▶ _EXERCISE_
Each line below is to be written out in full, exactly as shown.

** start **

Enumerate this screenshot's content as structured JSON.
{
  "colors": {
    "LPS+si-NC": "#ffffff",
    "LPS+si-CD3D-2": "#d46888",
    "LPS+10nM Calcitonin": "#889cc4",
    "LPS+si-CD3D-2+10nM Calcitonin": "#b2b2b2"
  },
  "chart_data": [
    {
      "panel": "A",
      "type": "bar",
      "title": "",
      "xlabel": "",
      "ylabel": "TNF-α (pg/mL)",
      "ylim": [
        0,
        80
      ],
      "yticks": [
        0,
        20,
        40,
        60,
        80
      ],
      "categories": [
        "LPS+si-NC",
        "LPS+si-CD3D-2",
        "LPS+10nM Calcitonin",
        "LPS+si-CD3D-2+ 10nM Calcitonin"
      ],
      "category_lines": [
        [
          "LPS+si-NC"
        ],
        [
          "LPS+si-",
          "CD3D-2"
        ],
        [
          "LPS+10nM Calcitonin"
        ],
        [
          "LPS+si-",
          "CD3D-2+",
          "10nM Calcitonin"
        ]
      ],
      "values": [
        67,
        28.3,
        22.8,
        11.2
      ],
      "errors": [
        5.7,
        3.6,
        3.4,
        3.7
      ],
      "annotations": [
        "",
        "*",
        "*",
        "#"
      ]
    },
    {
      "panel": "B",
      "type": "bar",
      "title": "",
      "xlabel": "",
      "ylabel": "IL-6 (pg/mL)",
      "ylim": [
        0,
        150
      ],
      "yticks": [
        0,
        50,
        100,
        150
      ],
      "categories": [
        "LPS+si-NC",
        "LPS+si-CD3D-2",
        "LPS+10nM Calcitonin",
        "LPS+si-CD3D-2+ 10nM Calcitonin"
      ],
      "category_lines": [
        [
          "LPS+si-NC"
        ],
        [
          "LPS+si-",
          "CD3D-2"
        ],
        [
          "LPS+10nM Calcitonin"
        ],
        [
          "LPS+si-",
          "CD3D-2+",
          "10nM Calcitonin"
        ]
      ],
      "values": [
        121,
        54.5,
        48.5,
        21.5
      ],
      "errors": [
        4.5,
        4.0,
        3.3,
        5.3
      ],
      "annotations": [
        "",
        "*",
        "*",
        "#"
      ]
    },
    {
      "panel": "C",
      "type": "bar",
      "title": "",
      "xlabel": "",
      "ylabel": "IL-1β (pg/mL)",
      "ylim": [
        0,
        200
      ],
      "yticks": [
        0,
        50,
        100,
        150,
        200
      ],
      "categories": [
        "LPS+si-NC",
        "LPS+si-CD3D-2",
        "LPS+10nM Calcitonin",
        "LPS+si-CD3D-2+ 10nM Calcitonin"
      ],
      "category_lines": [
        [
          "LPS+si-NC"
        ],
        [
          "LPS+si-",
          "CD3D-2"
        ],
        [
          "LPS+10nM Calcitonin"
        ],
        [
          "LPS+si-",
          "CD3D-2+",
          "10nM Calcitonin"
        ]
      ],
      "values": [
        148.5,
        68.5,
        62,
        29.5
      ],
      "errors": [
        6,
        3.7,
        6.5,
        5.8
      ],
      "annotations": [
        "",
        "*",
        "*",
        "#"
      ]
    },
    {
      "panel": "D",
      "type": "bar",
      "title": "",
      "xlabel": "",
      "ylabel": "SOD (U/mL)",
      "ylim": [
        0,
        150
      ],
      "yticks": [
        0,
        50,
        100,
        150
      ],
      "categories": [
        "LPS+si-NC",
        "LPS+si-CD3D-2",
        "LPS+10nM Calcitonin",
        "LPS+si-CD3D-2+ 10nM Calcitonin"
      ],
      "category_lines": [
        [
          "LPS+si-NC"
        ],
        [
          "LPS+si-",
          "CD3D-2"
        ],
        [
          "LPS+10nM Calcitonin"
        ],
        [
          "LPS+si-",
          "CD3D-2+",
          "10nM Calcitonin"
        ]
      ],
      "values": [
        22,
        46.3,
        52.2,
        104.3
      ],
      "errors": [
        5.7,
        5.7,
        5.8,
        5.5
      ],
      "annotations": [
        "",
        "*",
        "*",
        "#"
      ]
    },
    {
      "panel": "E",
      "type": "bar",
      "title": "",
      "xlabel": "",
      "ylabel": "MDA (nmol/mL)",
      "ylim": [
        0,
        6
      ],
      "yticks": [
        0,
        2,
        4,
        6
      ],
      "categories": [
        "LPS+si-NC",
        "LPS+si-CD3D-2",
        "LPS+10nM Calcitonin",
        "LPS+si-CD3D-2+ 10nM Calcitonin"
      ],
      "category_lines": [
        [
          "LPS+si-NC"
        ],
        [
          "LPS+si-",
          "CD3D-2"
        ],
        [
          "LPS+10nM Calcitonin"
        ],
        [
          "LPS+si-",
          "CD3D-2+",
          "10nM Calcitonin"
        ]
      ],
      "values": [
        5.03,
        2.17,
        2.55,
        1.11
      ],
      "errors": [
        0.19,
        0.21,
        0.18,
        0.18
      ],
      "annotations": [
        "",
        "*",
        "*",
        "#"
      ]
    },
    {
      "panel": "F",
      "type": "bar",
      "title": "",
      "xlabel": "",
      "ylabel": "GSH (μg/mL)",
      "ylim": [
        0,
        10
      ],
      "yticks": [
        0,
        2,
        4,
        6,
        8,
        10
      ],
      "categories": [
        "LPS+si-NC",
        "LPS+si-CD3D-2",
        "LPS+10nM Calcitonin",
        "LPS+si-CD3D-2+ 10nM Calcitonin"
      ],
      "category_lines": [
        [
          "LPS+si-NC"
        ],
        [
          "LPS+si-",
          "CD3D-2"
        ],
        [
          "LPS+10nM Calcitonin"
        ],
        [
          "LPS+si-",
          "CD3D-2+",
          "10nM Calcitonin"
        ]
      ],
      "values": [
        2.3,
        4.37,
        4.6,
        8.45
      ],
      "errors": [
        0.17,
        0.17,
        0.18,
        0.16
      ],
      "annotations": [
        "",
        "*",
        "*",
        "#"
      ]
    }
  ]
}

** end **

▶ _THE SOLUTION_
Enumerate this screenshot's content as structured JSON.
{
  "colors": {
    "LPS+si-NC": "#ffffff",
    "LPS+si-CD3D-2": "#d46888",
    "LPS+10nM Calcitonin": "#889cc4",
    "LPS+si-CD3D-2+10nM Calcitonin": "#b2b2b2"
  },
  "chart_data": [
    {
      "panel": "A",
      "type": "bar",
      "title": "",
      "xlabel": "",
      "ylabel": "TNF-α (pg/mL)",
      "ylim": [
        0,
        80
      ],
      "yticks": [
        0,
        20,
        40,
        60,
        80
      ],
      "categories": [
        "LPS+si-NC",
        "LPS+si-CD3D-2",
        "LPS+10nM Calcitonin",
        "LPS+si-CD3D-2+ 10nM Calcitonin"
      ],
      "category_lines": [
        [
          "LPS+si-NC"
        ],
        [
          "LPS+si-",
          "CD3D-2"
        ],
        [
          "LPS+10nM Calcitonin"
        ],
        [
          "LPS+si-",
          "CD3D-2+",
          "10nM Calcitonin"
        ]
      ],
      "values": [
        67,
        28.3,
        22.8,
        11.2
      ],
      "errors": [
        5.7,
        3.6,
        3.4,
        3.7
      ],
      "annotations": [
        "",
        "*",
        "*",
        "#"
      ]
    },
    {
      "panel": "B",
      "type": "bar",
      "title": "",
      "xlabel": "",
      "ylabel": "IL-6 (pg/mL)",
      "ylim": [
        0,
        150
      ],
      "yticks": [
        0,
        50,
        100,
        150
      ],
      "categories": [
        "LPS+si-NC",
        "LPS+si-CD3D-2",
        "LPS+10nM Calcitonin",
        "LPS+si-CD3D-2+ 10nM Calcitonin"
      ],
      "category_lines": [
        [
          "LPS+si-NC"
        ],
        [
          "LPS+si-",
          "CD3D-2"
        ],
        [
          "LPS+10nM Calcitonin"
        ],
        [
          "LPS+si-",
          "CD3D-2+",
          "10nM Calcitonin"
        ]
      ],
      "values": [
        121,
        54.5,
        48.5,
        21.5
      ],
      "errors": [
        4.5,
        4.0,
        3.3,
        5.3
      ],
      "annotations": [
        "",
        "*",
        "*",
        "#"
      ]
    },
    {
      "panel": "C",
      "type": "bar",
      "title": "",
      "xlabel": "",
      "ylabel": "IL-1β (pg/mL)",
      "ylim": [
        0,
        200
      ],
      "yticks": [
        0,
        50,
        100,
        150,
        200
      ],
      "categories": [
        "LPS+si-NC",
        "LPS+si-CD3D-2",
        "LPS+10nM Calcitonin",
        "LPS+si-CD3D-2+ 10nM Calcitonin"
      ],
      "category_lines": [
        [
          "LPS+si-NC"
        ],
        [
          "LPS+si-",
          "CD3D-2"
        ],
        [
          "LPS+10nM Calcitonin"
        ],
        [
          "LPS+si-",
          "CD3D-2+",
          "10nM Calcitonin"
        ]
      ],
      "values": [
        148.5,
        68.5,
        62,
        29.5
      ],
      "errors": [
        6,
        3.7,
        6.5,
        5.8
      ],
      "annotations": [
        "",
        "*",
        "*",
        "#"
      ]
    },
    {
      "panel": "D",
      "type": "bar",
      "title": "",
      "xlabel": "",
      "ylabel": "SOD (U/mL)",
      "ylim": [
        0,
        150
      ],
      "yticks": [
        0,
        50,
        100,
        150
      ],
      "categories": [
        "LPS+si-NC",
        "LPS+si-CD3D-2",
        "LPS+10nM Calcitonin",
        "LPS+si-CD3D-2+ 10nM Calcitonin"
      ],
      "category_lines": [
        [
          "LPS+si-NC"
        ],
        [
          "LPS+si-",
          "CD3D-2"
        ],
        [
          "LPS+10nM Calcitonin"
        ],
        [
          "LPS+si-",
          "CD3D-2+",
          "10nM Calcitonin"
        ]
      ],
      "values": [
        22,
        46.3,
        52.2,
        104.3
      ],
      "errors": [
        5.7,
        5.7,
        5.8,
        5.5
      ],
      "annotations": [
        "",
        "*",
        "*",
        "#"
      ]
    },
    {
      "panel": "E",
      "type": "bar",
      "title": "",
      "xlabel": "",
      "ylabel": "MDA (nmol/mL)",
      "ylim": [
        0,
        6
      ],
      "yticks": [
        0,
        2,
        4,
        6
      ],
      "categories": [
        "LPS+si-NC",
        "LPS+si-CD3D-2",
        "LPS+10nM Calcitonin",
        "LPS+si-CD3D-2+ 10nM Calcitonin"
      ],
      "category_lines": [
        [
          "LPS+si-NC"
        ],
        [
          "LPS+si-",
          "CD3D-2"
        ],
        [
          "LPS+10nM Calcitonin"
        ],
        [
          "LPS+si-",
          "CD3D-2+",
          "10nM Calcitonin"
        ]
      ],
      "values": [
        5.03,
        2.17,
        2.55,
        1.11
      ],
      "errors": [
        0.19,
        0.21,
        0.18,
        0.18
      ],
      "annotations": [
        "",
        "*",
        "*",
        "#"
      ]
    },
    {
      "panel": "F",
      "type": "bar",
      "title": "",
      "xlabel": "",
      "ylabel": "GSH (μg/mL)",
      "ylim": [
        0,
        10
      ],
      "yticks": [
        0,
        2,
        4,
        6,
        8,
        10
      ],
      "categories": [
        "LPS+si-NC",
        "LPS+si-CD3D-2",
        "LPS+10nM Calcitonin",
        "LPS+si-CD3D-2+ 10nM Calcitonin"
      ],
      "category_lines": [
        [
          "LPS+si-NC"
        ],
        [
          "LPS+si-",
          "CD3D-2"
        ],
        [
          "LPS+10nM Calcitonin"
        ],
        [
          "LPS+si-",
          "CD3D-2+",
          "10nM Calcitonin"
        ]
      ],
      "values": [
        2.3,
        4.37,
        4.6,
        8.45
      ],
      "errors": [
        0.17,
        0.17,
        0.18,
        0.16
      ],
      "annotations": [
        "",
        "*",
        "*",
        "#"
      ]
    }
  ]
}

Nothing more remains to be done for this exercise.